■ Exercise objective: Filter the entries and keep only the lines where the string "Approval" appears.

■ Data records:
++++++++

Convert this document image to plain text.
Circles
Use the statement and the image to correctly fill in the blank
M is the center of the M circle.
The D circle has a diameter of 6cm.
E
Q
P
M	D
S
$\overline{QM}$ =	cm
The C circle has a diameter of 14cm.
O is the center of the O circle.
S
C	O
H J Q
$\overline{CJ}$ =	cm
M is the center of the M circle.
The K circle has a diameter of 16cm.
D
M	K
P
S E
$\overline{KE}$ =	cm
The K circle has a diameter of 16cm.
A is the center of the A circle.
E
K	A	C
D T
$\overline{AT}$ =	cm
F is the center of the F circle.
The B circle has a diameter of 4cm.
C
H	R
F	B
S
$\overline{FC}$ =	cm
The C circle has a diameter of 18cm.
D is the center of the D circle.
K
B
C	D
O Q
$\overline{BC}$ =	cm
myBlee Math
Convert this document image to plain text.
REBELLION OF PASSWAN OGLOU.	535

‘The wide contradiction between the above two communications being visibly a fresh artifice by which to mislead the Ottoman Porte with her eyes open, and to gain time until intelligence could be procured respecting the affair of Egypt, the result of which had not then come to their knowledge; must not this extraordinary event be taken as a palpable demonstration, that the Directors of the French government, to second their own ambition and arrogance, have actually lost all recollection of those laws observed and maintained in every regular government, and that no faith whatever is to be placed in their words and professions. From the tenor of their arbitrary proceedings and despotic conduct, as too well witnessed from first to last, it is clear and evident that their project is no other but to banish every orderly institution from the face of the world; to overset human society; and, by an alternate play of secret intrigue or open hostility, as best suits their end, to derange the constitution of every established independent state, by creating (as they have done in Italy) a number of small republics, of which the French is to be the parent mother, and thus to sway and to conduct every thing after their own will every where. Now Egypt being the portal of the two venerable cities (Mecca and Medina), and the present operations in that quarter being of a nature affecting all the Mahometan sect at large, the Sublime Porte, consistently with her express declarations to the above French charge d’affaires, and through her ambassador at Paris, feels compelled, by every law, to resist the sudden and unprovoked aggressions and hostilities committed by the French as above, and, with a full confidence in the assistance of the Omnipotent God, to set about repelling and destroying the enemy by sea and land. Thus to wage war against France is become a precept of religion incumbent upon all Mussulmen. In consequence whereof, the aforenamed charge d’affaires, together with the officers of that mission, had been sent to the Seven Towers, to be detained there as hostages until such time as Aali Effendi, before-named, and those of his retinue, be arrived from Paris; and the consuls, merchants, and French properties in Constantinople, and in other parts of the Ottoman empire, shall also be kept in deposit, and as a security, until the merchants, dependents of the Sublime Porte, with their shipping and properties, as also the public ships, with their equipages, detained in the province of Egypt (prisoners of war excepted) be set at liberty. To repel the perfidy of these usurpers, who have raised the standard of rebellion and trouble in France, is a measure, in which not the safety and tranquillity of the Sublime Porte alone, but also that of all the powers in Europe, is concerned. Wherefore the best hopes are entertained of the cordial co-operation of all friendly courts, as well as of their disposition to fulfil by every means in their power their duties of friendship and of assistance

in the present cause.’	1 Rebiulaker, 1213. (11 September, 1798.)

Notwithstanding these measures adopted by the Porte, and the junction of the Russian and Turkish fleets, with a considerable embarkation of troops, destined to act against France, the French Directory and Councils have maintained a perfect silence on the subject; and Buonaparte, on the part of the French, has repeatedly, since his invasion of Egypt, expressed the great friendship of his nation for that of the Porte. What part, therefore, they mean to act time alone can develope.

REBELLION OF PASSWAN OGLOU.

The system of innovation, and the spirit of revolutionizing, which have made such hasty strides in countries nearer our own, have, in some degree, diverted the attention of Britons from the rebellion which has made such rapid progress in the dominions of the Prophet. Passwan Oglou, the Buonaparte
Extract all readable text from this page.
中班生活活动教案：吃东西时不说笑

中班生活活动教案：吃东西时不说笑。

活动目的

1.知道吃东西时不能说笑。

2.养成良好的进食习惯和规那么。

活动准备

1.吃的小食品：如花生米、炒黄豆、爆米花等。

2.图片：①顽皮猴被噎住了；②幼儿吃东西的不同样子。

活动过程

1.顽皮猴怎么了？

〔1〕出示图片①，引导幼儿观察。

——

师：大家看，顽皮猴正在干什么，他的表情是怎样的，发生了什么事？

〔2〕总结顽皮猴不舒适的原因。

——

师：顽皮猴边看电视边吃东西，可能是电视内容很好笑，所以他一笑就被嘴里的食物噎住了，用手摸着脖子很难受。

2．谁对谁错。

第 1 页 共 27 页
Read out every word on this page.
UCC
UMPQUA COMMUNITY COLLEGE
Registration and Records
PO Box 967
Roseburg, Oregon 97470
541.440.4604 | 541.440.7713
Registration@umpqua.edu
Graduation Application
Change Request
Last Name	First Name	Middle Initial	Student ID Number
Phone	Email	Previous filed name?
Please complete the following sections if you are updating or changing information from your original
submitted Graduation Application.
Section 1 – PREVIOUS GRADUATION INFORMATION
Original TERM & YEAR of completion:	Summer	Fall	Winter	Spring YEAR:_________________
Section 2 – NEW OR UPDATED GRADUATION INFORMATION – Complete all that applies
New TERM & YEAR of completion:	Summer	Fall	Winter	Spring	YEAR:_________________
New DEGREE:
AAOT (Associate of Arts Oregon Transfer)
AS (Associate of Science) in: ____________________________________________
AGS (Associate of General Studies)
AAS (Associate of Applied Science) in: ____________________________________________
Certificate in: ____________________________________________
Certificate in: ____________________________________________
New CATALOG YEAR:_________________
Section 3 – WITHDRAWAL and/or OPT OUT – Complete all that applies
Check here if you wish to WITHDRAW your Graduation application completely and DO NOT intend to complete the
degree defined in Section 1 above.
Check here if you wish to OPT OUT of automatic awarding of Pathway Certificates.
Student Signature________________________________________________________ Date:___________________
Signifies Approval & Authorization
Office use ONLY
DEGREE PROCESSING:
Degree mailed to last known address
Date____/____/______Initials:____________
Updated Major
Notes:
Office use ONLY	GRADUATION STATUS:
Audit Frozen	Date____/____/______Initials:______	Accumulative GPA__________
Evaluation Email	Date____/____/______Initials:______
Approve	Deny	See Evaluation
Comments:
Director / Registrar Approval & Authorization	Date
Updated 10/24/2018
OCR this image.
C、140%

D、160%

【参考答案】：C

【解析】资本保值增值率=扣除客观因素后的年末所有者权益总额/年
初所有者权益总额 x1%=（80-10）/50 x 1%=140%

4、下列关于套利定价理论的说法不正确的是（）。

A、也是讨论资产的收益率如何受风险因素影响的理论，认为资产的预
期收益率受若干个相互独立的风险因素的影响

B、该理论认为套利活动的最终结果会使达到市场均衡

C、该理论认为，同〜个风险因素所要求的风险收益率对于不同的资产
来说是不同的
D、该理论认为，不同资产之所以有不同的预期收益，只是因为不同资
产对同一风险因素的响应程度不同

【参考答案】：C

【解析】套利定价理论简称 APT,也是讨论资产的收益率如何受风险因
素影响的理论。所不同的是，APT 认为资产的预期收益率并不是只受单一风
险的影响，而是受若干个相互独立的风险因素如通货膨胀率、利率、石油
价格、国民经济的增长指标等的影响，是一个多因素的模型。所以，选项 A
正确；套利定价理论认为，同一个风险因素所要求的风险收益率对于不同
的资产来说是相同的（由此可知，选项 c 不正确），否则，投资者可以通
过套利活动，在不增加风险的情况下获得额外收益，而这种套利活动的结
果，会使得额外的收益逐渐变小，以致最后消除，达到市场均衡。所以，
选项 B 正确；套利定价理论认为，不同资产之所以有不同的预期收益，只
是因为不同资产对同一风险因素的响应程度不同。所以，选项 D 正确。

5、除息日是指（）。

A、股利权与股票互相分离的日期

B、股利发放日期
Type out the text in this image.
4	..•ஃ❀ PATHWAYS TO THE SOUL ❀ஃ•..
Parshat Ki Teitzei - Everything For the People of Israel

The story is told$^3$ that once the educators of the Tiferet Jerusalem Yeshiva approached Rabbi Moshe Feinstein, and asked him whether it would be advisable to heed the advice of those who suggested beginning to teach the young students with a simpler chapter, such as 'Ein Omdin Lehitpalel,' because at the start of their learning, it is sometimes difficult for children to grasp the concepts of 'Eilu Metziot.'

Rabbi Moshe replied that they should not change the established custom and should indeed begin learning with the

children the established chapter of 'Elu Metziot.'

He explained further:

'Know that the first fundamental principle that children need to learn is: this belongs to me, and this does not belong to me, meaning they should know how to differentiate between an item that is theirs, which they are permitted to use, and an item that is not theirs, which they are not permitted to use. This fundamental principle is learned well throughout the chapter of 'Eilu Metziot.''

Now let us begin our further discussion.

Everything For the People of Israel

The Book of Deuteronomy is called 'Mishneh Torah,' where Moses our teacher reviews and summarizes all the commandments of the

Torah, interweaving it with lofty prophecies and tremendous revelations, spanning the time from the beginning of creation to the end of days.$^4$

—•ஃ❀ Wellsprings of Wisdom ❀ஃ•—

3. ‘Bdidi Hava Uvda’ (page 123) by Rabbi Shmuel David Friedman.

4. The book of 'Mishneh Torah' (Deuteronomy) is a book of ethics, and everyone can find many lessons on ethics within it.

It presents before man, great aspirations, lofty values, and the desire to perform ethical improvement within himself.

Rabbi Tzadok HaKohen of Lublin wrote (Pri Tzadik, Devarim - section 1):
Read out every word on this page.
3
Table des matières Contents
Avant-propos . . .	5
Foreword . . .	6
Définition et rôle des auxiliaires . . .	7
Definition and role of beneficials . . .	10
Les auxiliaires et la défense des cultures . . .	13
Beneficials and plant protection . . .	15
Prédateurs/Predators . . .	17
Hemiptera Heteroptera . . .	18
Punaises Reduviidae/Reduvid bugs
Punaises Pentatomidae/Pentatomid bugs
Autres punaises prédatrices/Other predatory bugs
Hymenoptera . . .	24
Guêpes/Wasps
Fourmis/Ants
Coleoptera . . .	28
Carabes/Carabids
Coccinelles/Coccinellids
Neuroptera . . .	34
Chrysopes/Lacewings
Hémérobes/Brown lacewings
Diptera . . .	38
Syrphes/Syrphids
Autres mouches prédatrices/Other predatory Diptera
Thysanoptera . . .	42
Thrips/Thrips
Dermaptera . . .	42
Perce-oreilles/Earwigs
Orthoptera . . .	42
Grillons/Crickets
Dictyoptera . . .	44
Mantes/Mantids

++++++++

■ Solution to the problem:
Signifies Approval & Authorization
Director / Registrar Approval & Authorization	Date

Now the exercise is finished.